**Task:**
Please write the listing below out again exactly, leaving every picture behind.

**Raw data:**
Start

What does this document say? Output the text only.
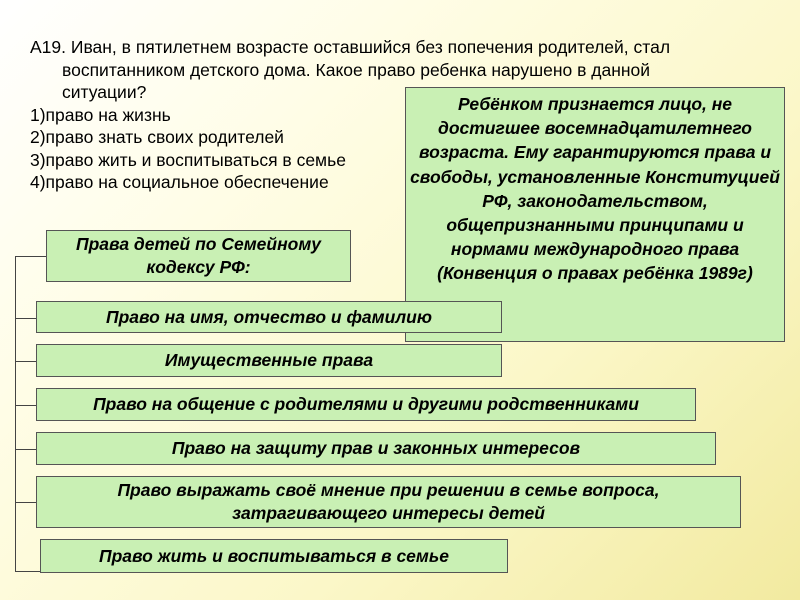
А19. Иван, в пятилетнем возрасте оставшийся без попечения родителей, стал воспитанником детского дома. Какое право ребенка нарушено в данной ситуации?
1)право на жизнь
2)право знать своих родителей
3)право жить и воспитываться в семье
4)право на социальное обеспечение
Ребёнком признается лицо, не достигшее восемнадцатилетнего возраста. Ему гарантируются права и свободы, установленные Конституцией РФ, законодательством, общепризнанными принципами и нормами международного права (Конвенция о правах ребёнка 1989г)
Права детей по Семейному кодексу РФ:
Право на имя, отчество и фамилию
Имущественные права
Право на общение с родителями и другими родственниками
Право на защиту прав и законных интересов
Право выражать своё мнение при решении в семье вопроса, затрагивающего интересы детей
Право жить и воспитываться в семье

End

**Correct response:**
What does this document say? Output the text only.
А19. Иван, в пятилетнем возрасте оставшийся без попечения родителей, стал воспитанником детского дома. Какое право ребенка нарушено в данной ситуации?
1)право на жизнь
2)право знать своих родителей
3)право жить и воспитываться в семье
4)право на социальное обеспечение
Ребёнком признается лицо, не достигшее восемнадцатилетнего возраста. Ему гарантируются права и свободы, установленные Конституцией РФ, законодательством, общепризнанными принципами и нормами международного права (Конвенция о правах ребёнка 1989г)
Права детей по Семейному кодексу РФ:
Право на имя, отчество и фамилию
Имущественные права
Право на общение с родителями и другими родственниками
Право на защиту прав и законных интересов
Право выражать своё мнение при решении в семье вопроса, затрагивающего интересы детей
Право жить и воспитываться в семье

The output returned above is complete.